*TO DO:* Find each line in the following listing that has the string "detached", then state the count and nothing else.

Records from a collection of figures:
* * * * * * * * *

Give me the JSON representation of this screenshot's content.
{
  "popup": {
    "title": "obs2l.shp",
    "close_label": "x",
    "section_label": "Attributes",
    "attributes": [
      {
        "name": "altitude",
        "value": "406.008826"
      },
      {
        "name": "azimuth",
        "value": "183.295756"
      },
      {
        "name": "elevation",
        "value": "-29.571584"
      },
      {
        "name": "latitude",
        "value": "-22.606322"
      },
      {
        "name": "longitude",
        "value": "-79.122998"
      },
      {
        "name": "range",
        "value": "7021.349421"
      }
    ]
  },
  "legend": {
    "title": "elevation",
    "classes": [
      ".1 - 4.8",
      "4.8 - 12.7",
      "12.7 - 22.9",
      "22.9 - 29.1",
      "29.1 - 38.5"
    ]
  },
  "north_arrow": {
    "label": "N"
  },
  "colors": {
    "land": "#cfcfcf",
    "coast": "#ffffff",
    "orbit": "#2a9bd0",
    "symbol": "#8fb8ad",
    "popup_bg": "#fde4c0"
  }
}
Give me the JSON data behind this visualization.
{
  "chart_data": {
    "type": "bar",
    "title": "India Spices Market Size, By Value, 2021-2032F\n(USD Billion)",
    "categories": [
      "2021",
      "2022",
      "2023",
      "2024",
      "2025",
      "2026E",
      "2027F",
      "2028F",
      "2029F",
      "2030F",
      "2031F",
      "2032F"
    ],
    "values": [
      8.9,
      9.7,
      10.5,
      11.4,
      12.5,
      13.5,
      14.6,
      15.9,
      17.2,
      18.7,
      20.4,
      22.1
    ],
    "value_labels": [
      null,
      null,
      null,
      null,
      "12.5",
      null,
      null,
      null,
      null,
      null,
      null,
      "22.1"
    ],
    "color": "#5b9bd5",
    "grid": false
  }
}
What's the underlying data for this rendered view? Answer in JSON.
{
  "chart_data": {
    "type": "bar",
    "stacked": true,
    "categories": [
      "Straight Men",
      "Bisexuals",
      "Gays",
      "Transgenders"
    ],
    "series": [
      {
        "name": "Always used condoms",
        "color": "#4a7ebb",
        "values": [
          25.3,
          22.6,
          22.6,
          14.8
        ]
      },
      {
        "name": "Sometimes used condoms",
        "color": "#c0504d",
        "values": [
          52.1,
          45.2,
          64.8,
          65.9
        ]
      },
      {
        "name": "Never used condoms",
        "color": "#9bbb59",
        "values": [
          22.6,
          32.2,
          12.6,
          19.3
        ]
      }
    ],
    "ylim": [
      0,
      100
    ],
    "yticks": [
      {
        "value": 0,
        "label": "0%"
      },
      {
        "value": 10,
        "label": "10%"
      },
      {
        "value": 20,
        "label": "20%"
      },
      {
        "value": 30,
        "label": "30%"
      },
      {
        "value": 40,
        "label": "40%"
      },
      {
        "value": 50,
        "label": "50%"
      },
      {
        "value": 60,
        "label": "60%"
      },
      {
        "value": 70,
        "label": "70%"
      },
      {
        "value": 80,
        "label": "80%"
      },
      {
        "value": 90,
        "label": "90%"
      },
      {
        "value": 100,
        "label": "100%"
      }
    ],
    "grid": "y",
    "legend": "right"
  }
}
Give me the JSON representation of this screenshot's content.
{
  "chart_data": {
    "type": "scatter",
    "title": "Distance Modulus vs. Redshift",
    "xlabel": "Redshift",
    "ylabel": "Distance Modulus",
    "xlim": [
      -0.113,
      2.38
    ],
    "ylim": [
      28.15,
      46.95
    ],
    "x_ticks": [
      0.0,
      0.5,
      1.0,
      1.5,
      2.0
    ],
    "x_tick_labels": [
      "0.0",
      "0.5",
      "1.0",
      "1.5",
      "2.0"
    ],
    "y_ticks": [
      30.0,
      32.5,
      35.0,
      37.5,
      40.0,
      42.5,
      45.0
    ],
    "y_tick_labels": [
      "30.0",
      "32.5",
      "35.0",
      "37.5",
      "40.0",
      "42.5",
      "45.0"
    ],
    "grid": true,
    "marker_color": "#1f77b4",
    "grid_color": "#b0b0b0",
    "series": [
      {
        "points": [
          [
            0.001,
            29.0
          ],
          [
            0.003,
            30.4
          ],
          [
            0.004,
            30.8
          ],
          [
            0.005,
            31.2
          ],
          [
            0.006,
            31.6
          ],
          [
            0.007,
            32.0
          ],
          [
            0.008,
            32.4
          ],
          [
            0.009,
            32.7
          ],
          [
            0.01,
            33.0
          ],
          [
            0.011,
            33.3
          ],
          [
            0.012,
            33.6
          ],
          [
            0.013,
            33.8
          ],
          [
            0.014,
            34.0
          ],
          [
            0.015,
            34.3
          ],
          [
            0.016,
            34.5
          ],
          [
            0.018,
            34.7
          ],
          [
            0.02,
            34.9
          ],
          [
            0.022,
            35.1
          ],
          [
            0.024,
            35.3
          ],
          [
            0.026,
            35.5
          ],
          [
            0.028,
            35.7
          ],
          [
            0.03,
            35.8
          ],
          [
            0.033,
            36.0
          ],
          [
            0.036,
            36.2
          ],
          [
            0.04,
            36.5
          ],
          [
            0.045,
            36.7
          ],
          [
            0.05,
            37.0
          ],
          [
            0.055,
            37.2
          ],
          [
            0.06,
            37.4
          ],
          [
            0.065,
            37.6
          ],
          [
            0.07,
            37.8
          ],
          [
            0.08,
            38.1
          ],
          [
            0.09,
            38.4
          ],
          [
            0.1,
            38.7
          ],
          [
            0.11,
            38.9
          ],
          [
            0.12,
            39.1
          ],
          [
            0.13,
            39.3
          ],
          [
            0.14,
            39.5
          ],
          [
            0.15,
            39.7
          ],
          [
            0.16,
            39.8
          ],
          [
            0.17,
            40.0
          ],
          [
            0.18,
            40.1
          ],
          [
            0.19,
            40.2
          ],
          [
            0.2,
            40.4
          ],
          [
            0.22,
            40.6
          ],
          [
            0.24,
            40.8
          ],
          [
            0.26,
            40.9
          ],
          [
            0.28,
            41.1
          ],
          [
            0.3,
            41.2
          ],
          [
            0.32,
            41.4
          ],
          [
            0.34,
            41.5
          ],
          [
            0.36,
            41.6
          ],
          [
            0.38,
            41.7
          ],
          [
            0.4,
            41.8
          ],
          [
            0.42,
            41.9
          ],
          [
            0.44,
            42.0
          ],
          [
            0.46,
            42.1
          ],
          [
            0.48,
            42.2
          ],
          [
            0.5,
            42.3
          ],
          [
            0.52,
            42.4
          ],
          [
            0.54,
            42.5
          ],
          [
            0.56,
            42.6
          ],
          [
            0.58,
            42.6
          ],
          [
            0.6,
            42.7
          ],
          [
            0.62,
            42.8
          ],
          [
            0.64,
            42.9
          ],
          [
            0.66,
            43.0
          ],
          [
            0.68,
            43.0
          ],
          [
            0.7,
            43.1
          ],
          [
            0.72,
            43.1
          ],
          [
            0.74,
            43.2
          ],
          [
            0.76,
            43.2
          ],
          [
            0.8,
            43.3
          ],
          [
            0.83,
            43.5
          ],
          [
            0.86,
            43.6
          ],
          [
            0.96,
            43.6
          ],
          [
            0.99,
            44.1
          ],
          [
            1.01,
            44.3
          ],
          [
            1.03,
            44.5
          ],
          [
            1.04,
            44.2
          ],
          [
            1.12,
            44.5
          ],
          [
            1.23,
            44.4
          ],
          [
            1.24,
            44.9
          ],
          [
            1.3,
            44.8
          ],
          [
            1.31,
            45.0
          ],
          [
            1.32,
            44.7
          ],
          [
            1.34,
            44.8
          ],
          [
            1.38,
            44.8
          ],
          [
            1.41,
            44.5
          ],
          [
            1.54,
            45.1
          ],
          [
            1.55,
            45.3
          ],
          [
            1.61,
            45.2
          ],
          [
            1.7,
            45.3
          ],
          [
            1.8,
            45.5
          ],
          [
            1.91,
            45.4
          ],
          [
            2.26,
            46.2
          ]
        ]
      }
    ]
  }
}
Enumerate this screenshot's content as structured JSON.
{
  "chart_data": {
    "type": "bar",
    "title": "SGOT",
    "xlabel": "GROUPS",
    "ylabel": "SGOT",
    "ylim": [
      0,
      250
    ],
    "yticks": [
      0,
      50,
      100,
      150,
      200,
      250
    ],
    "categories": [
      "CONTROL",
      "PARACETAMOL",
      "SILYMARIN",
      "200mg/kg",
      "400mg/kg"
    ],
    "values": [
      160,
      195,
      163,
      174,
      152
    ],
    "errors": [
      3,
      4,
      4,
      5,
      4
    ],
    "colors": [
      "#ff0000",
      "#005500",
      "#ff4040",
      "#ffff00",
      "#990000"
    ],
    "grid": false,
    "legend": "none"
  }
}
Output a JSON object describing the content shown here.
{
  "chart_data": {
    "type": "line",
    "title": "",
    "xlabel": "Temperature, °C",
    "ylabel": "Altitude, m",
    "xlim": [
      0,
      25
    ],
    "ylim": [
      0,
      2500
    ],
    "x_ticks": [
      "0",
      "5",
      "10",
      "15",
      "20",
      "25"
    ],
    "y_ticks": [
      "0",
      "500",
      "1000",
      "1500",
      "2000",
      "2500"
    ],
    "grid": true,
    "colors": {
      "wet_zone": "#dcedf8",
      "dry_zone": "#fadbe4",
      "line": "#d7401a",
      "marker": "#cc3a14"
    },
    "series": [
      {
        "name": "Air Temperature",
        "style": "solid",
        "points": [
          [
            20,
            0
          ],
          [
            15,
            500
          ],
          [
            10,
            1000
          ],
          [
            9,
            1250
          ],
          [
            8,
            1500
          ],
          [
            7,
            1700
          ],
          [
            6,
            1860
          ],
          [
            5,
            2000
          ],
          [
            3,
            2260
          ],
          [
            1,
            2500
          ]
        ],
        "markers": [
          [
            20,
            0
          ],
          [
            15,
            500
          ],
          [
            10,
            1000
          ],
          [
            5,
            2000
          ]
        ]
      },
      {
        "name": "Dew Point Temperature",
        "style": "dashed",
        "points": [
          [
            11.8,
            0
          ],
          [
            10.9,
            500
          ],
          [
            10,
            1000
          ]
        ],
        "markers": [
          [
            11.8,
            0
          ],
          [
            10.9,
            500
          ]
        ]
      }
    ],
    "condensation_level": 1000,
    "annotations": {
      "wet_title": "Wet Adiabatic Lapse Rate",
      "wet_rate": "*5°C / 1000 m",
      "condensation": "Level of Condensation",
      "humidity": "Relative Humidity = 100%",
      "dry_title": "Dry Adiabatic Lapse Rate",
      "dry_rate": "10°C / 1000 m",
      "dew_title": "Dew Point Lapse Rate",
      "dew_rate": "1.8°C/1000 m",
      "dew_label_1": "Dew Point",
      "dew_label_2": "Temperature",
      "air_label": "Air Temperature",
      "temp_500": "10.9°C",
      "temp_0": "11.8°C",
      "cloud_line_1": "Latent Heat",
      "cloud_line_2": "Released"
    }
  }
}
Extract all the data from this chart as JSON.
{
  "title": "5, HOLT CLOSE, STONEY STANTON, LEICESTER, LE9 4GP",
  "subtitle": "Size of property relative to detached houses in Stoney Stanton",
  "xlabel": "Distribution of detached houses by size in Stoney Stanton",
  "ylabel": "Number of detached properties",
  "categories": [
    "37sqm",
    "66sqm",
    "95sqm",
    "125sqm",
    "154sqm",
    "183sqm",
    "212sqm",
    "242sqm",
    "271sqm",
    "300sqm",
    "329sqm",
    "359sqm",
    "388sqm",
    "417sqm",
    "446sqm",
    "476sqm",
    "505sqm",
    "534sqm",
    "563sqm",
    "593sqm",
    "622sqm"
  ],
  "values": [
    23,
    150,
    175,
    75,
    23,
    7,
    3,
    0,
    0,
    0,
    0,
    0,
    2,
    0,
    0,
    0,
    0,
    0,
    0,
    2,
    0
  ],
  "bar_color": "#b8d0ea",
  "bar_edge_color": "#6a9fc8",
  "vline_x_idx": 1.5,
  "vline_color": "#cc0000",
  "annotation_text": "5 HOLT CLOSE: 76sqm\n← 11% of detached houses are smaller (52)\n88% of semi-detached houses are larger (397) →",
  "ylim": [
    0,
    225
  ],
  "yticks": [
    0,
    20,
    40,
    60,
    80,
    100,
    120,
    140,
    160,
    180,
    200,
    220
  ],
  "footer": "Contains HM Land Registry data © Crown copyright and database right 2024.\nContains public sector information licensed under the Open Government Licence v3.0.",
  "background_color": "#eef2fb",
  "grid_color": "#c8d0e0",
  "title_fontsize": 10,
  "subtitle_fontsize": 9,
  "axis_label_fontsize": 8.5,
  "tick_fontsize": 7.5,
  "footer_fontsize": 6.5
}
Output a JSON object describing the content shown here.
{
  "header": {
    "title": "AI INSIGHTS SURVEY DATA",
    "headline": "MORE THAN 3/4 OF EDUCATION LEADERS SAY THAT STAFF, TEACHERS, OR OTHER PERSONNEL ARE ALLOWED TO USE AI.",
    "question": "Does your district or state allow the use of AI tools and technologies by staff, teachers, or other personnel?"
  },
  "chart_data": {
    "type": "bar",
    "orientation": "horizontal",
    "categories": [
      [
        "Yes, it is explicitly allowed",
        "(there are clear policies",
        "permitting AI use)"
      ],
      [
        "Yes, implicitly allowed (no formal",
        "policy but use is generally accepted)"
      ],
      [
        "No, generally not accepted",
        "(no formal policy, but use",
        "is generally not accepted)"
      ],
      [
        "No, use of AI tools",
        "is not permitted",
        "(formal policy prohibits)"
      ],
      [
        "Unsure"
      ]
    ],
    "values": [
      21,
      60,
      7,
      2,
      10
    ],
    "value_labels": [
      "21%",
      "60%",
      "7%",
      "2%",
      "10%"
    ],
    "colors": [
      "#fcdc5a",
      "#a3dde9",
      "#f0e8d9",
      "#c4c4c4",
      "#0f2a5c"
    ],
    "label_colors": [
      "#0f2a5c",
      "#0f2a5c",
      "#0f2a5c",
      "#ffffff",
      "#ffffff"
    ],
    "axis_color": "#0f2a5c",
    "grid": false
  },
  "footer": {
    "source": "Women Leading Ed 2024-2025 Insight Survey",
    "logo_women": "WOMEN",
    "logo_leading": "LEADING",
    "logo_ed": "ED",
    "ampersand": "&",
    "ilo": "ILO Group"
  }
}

* * * * * * * * *

*COMPLETED EXERCISE:* 4